### What is required
Select the lines below containing the word "adulterated".

### Material
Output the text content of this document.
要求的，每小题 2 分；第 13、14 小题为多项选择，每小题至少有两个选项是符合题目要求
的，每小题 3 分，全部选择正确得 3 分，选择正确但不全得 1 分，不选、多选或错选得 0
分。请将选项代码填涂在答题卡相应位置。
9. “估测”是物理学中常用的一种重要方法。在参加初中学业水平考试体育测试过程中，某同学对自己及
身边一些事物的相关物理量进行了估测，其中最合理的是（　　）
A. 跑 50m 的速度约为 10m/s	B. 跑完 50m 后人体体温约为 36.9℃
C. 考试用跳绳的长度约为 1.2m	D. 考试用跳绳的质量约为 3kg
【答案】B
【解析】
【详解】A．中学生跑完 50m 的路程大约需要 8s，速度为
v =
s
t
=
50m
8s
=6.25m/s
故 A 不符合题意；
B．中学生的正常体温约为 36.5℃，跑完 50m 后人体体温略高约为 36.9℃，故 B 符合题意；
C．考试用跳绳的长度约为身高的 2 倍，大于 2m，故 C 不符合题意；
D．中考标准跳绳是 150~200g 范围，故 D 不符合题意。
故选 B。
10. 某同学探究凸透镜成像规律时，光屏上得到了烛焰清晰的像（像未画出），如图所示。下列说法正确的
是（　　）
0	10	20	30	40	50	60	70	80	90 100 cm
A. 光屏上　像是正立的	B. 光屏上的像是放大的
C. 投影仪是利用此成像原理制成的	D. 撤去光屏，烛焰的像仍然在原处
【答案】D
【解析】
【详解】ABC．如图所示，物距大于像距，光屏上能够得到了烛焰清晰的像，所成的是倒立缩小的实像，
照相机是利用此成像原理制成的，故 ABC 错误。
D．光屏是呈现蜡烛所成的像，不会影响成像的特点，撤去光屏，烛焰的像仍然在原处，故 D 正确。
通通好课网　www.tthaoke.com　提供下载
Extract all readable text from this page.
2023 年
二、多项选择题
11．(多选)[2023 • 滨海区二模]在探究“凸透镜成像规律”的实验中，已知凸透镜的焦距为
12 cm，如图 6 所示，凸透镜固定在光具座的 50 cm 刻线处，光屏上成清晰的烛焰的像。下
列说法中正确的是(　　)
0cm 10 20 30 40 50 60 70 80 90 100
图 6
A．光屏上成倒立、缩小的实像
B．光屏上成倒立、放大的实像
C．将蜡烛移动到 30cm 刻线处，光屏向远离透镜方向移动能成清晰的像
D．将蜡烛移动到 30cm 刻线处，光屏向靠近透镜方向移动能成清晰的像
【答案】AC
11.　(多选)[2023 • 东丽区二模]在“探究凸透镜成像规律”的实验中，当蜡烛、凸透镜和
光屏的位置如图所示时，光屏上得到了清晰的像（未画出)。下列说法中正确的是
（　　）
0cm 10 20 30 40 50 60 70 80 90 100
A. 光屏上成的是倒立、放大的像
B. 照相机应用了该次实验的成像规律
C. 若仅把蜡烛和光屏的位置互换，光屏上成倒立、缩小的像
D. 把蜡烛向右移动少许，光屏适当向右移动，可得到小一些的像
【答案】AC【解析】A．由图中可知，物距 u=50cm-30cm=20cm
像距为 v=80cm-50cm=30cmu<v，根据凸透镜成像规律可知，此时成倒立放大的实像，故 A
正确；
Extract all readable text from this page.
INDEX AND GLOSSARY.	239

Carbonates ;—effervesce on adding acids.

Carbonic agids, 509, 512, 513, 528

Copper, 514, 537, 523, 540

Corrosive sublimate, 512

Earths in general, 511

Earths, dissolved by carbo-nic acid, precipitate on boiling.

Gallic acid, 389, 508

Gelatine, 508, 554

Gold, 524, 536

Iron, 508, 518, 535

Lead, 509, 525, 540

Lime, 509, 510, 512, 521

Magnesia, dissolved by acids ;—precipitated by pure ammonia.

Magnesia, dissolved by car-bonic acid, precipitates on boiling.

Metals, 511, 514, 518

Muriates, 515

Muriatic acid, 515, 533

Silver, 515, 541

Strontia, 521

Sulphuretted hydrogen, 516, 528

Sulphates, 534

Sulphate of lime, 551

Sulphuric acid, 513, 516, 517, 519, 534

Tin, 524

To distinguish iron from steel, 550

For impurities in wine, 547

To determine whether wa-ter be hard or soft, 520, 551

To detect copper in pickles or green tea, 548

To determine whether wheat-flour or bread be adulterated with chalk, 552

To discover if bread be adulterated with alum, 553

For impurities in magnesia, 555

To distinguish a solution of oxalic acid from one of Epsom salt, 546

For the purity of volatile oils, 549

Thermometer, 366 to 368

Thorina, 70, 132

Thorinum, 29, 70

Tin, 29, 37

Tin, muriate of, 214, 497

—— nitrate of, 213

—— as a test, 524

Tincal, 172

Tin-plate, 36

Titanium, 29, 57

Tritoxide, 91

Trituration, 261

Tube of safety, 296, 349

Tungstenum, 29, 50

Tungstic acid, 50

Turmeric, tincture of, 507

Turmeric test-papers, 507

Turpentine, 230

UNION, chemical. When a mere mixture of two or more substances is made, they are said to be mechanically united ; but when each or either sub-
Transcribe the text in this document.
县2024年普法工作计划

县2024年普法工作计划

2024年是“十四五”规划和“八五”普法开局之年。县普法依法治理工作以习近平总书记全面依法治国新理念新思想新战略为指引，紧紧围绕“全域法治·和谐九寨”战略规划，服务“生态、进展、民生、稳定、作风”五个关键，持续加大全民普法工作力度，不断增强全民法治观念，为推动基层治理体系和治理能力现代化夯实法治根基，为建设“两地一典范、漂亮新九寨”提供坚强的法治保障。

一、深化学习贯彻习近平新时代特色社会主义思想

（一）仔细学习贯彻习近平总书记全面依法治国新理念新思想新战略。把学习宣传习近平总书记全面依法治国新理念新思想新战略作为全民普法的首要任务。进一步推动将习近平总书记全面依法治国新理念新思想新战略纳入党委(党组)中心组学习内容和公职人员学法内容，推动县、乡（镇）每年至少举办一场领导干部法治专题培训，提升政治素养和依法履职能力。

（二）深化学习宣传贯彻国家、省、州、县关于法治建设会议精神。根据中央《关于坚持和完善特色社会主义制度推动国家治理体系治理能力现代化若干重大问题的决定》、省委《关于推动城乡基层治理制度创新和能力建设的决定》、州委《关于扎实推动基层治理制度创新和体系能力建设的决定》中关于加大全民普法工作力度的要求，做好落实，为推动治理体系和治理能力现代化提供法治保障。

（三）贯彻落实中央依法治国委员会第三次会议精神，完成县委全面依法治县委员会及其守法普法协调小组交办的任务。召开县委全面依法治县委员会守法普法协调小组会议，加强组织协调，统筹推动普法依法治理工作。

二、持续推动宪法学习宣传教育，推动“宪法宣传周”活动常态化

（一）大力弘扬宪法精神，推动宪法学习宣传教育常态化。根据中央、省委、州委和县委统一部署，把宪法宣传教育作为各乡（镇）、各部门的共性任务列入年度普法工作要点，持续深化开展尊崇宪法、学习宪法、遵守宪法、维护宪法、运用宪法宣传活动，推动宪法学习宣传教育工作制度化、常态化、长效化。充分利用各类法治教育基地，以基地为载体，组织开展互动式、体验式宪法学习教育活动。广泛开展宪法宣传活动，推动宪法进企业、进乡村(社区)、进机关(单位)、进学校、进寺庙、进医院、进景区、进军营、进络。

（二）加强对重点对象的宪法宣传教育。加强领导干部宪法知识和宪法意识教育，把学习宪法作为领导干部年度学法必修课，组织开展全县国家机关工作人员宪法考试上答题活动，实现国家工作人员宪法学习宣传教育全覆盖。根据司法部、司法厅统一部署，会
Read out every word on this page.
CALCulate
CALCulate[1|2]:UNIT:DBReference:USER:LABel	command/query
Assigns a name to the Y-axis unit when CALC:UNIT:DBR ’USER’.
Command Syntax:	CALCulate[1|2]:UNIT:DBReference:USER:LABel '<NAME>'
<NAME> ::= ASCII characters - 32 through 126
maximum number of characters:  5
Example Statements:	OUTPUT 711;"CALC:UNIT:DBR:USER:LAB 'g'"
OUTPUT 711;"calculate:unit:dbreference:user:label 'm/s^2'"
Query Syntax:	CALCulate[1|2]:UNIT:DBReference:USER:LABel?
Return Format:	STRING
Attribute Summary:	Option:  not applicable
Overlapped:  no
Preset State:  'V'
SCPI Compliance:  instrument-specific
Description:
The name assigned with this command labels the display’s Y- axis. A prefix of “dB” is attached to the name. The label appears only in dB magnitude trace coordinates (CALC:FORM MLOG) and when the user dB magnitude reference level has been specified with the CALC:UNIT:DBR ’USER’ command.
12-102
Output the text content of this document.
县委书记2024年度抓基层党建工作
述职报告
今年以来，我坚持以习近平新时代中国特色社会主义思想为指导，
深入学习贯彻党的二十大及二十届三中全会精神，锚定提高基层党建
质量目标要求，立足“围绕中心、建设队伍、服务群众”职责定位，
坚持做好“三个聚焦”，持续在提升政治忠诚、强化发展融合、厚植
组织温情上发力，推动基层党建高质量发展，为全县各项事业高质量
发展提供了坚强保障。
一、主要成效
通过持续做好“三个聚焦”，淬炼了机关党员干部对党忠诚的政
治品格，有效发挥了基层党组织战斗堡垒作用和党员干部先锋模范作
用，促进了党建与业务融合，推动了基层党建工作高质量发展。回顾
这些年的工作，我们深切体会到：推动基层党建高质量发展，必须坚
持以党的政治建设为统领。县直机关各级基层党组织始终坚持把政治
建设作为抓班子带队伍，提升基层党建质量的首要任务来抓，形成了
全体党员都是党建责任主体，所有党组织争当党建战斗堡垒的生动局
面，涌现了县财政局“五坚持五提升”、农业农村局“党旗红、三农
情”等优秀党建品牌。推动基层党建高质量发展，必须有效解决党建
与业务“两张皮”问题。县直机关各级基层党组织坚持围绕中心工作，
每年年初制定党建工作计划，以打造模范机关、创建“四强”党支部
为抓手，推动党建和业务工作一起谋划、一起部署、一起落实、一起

### Written response
To determine whether wheat-flour or bread be adulterated with chalk, 552
To discover if bread be adulterated with alum, 553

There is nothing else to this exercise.